# Exhaust Manifold Bolts Loose/Broken



## Keone777 (Sep 24, 2008)

95 4x4 KA24E

I found that the four nuts on the exhaust manifold ports 3&4 were pretty loose and were almost guaranteed the source of my exhaust leak. I tightened them, and I don't smell exhaust coming up from that area anymore luckily. But I found the bottom right nut and bolt to be spinning together as if the bolt had snapped inside. 

- Anybody have this happen to them? 
- Is the bolt part of the head or a separate piece screwed in that the nuts screw on to mount the manifold? 
- Was wondering if that meant the gasket might be bad too?

I'm hoping I fixed the the mysterious exhaust leak coming into my cab. It was was getting into my cab from a poorly sealed shifter boot cover, which I fixed good today. Thought my manifold was cracked before on the underside.

Thanks as always guys!


----------



## CMax03 (Jan 17, 2009)

I would change the exhaust manifold gasket, new nuts add hi temp lockwashers, tap and run studs thru a die, use anti-seize on everything, and call it the day!
Hey I use to live in Hilo, Hi...Got alot of friends there....use to live up the mountian, last neighborhood b4 Saddle Rd.....I miss it....


----------



## pulsar86 (Aug 13, 2009)

You would have screw in manifold studs, hopefully it has left enough sticking out to allow you to extract the broken stud ok. Definitely use antiseize on everything when replacing.


----------



## zanegrey (Dec 5, 2005)

update us please...


----------



## Keone777 (Sep 24, 2008)

Yeah, that's what I figured about the gasket. Maybe broke down and the bolts got loose.

Plan on replacing the gasket soon, along with checking the exhaust system for other possible leaks. High-temp lockwashers are a must after this. And glad to hear that the studs are able to be screwed in.

Will either do it myself if I can find the time or ask a friend. Time is short with work and school:thumbdwn:

Oh, and CMax03, Hilo is an awesome town with a lot of Hardbodys cruising around. Upper Kaumana is a nice area, nice and cool, but too gas costs too much to be living up there anymore. $3.40/gal for Regular Unleaded. Price of paradise eh.

Thanks guys!


----------



## Keone777 (Sep 24, 2008)

So I've got the manifold gasket changed by a mechanic friend. He said that when he had the exhaust apart that he didn't see any leak spots on the manifold or the exhaust.

However, I still feel that sometimes I get "tired" after driving, so I'm wondering if there still might be an enigmatic exhaust leak.

Any other common exhaust leak points on a 171,000mi KA24E that has seen mainland and Hawaii driving?


----------



## zanegrey (Dec 5, 2005)

are you saying you are getting fumes in the cab ??


----------



## Keone777 (Sep 24, 2008)

Yes. Prior to the repair, I could smell off and on the exhaust in the cab. I went to the doctor and got a test of carboxyhemoglobin (carbon monoxide [CO] blood level), which ended up being slightly higher than expected, being that I don't smoke nor hang around people to get second hand smoke. Going to the doctor next week for a follow up.

> Challenges
1. Write out the part of the exhaust manifold thread that begins at the words "- Is the bolt" and stops after "be bad too?".
2. Continue the forum thread about the loose exhaust manifold bolts from the point where it stops.
The data plays no role in this work.

> Data extract

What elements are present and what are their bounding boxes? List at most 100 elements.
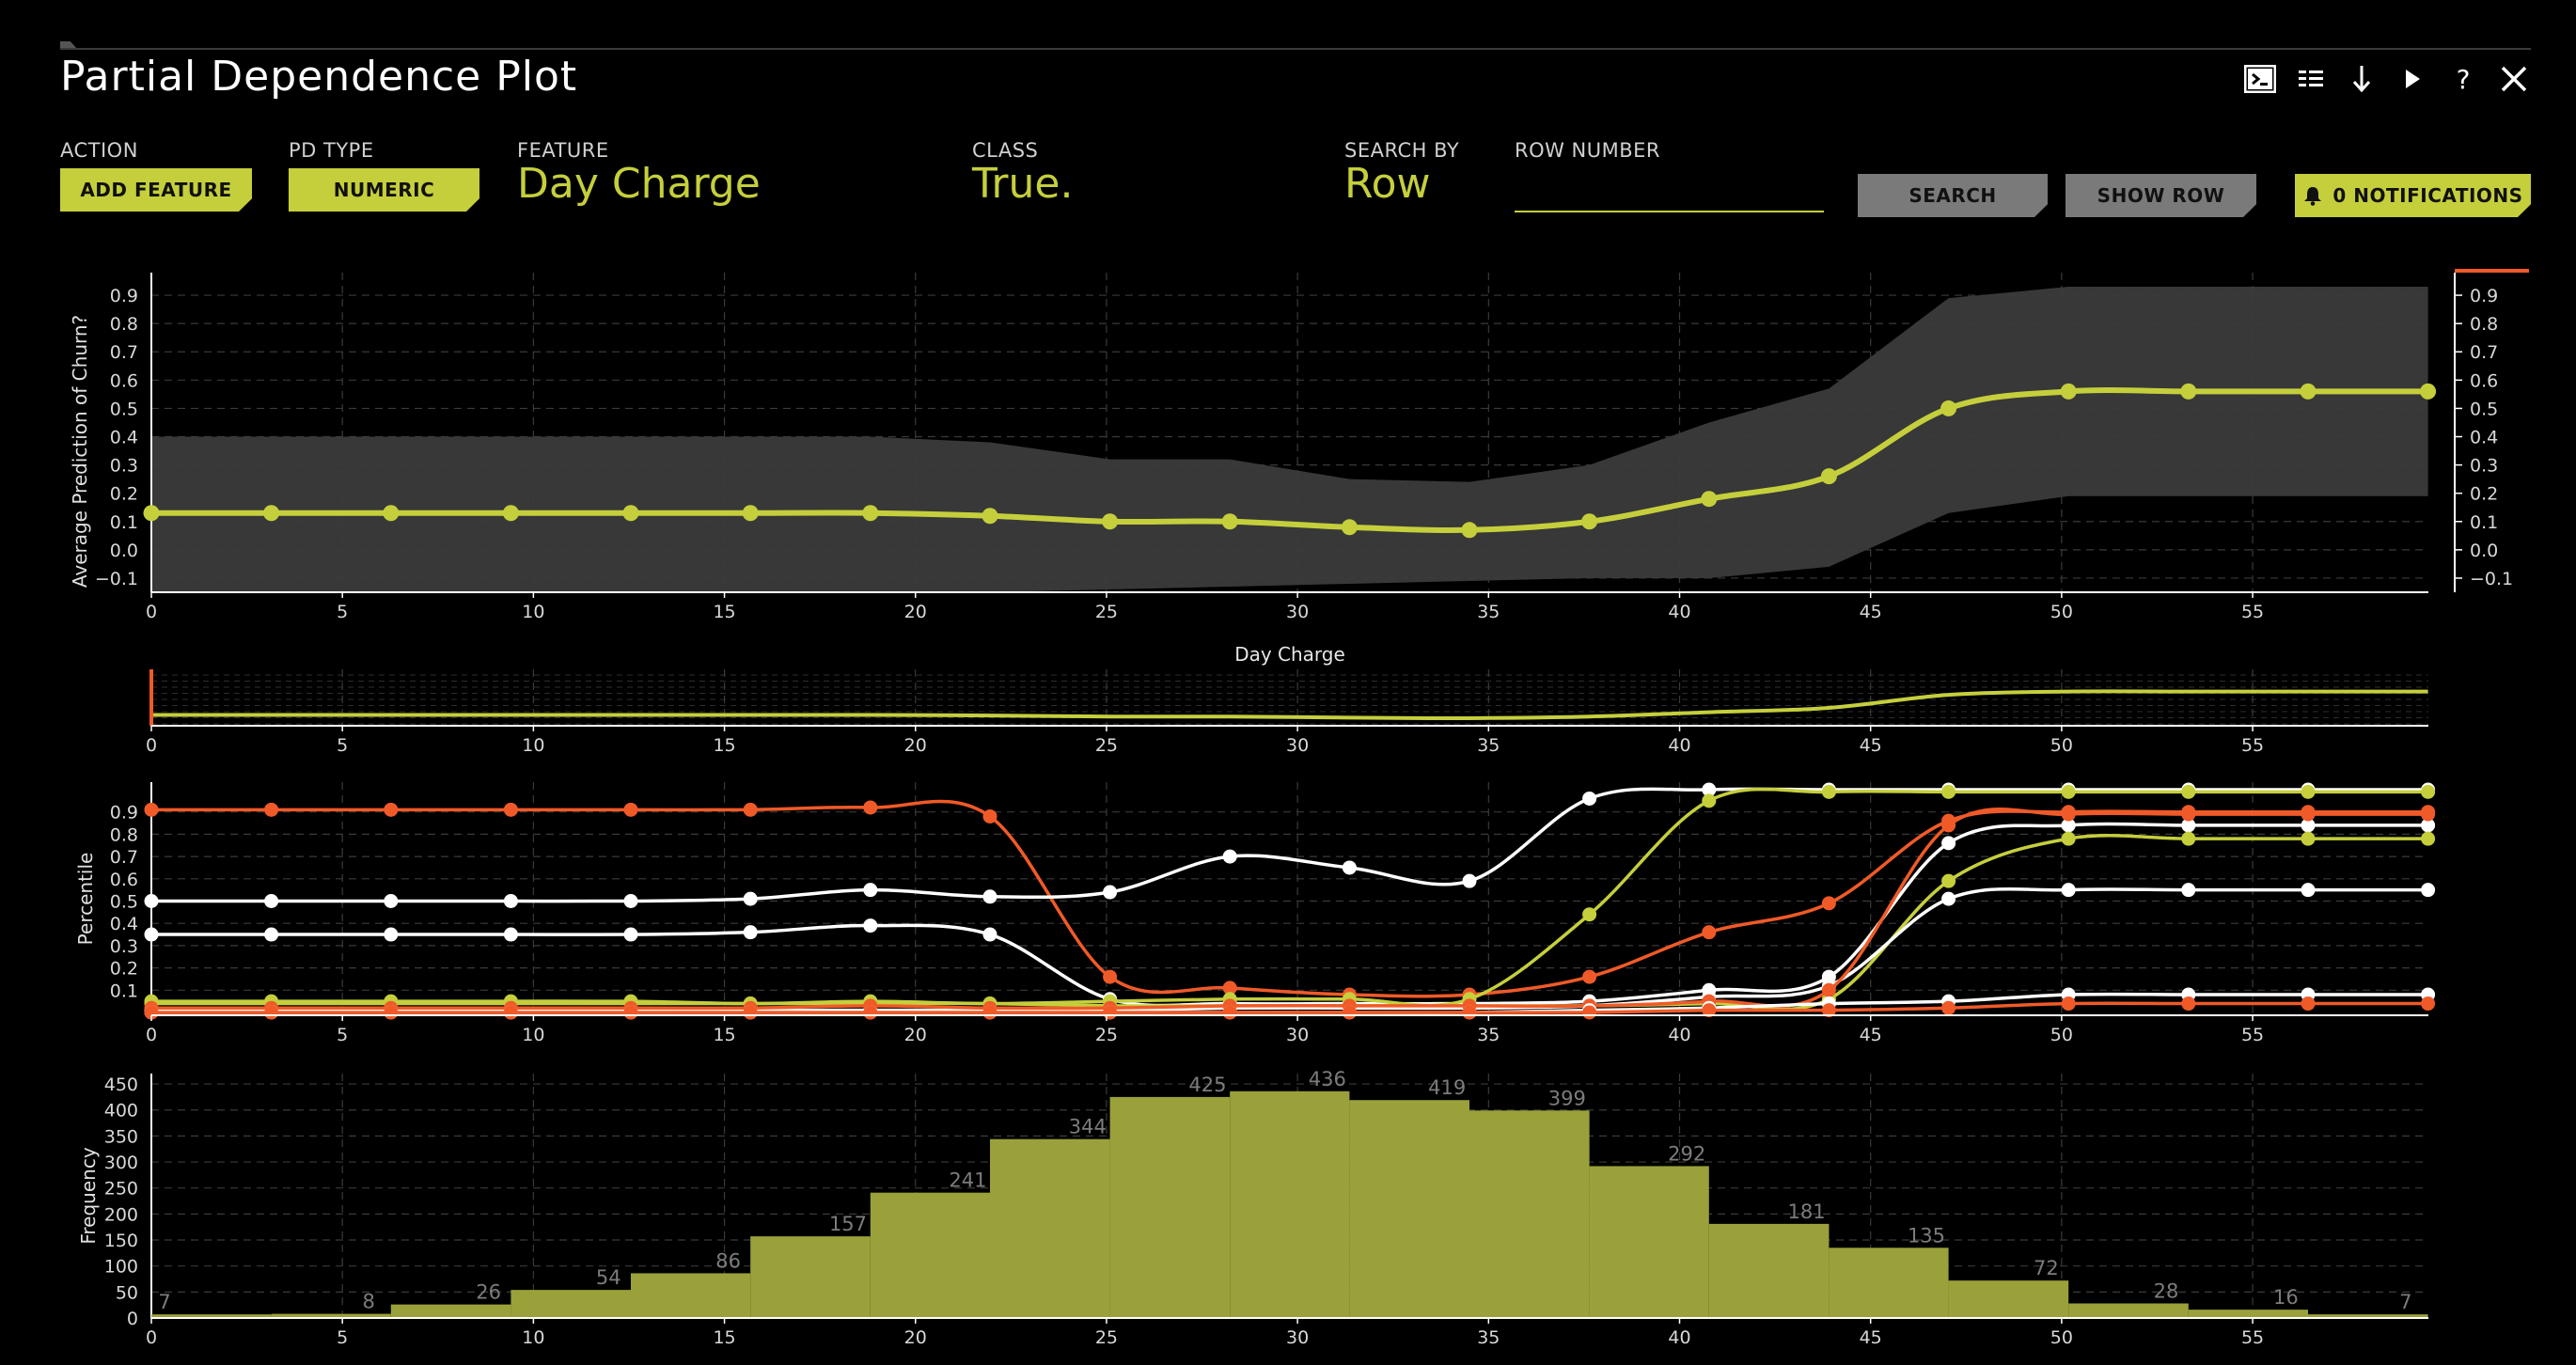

> In response
1.
- Is the bolt part of the head or a separate piece screwed in that the nuts screw on to mount the manifold? 
- Was wondering if that meant the gasket might be bad too?

2.
So I hoping that the leak was fixed, but can't be completely sure. Myself along with the mechanic could not detect any visible leaks. I have a CO detector in my cab, but I put it to my tailpipe and the thing didn't go off, so my cat is either working really good or there is not leak in my cab.


----------



## zanegrey (Dec 5, 2005)

check firewall where items enter the cab..

like speedo and steeering column and heater coore hoses etc...

check door seals.

if u have slider check its seals..

more often it is the boots and seals for the 4x4 shifters and trans shifter so look them over..

many times the floor is rusted down by the drivers left foot so check tyhat area...


----------



## Keone777 (Sep 24, 2008)

Right on. Thanks Zane.

I sealed the shifter boot cover real good because I changed the clutch recently. Thought that would be the leak, but a friend said that the vents would let it in anyway.

I'll check the firewall entrances and the floor. My truck ain't too bad on rust, so I don't think it's the floor.


----------



## zanegrey (Dec 5, 2005)

there is also the plug where the wire harness from the ecm that feeds the fuel pump ..

check that and the carriage bolt holes that hold the cab to the frame.
and the water drain holes on the floor of the cab..

the exhaust pipe from the from the manifold has a gasket ..

the cat has a 1/4 size hole where the fresh air is fed from the aiv tube..

it is usally best to start the truck and as it is running get under there andrun your hands over the whole exhaust to you find the leak..

do it as a cold start so the pipes will not be so hot for a little while that is...


----------



## CMax03 (Jan 17, 2009)

solution upgrade to larger fasteners or ARP studs or simply install/torque properly......


----------



## TLOC (Feb 18, 2010)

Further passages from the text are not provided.